▶ **EXERCISE OBJECTIVE**: Write out all of the data exactly as it appears.

▶ **RECORDS FOR THE EXERCISE**:
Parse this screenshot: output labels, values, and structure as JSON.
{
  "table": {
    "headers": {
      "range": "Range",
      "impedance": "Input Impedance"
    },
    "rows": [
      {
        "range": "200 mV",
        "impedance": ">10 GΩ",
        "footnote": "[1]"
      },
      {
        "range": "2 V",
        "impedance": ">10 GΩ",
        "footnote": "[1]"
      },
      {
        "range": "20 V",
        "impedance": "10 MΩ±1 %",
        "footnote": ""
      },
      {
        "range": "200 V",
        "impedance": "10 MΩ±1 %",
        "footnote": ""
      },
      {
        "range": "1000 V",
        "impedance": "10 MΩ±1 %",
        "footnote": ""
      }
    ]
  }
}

▶ **RESPONSE TO THE EXERCISE**:
Parse this screenshot: output labels, values, and structure as JSON.
{
  "table": {
    "headers": {
      "range": "Range",
      "impedance": "Input Impedance"
    },
    "rows": [
      {
        "range": "200 mV",
        "impedance": ">10 GΩ",
        "footnote": "[1]"
      },
      {
        "range": "2 V",
        "impedance": ">10 GΩ",
        "footnote": "[1]"
      },
      {
        "range": "20 V",
        "impedance": "10 MΩ±1 %",
        "footnote": ""
      },
      {
        "range": "200 V",
        "impedance": "10 MΩ±1 %",
        "footnote": ""
      },
      {
        "range": "1000 V",
        "impedance": "10 MΩ±1 %",
        "footnote": ""
      }
    ]
  }
}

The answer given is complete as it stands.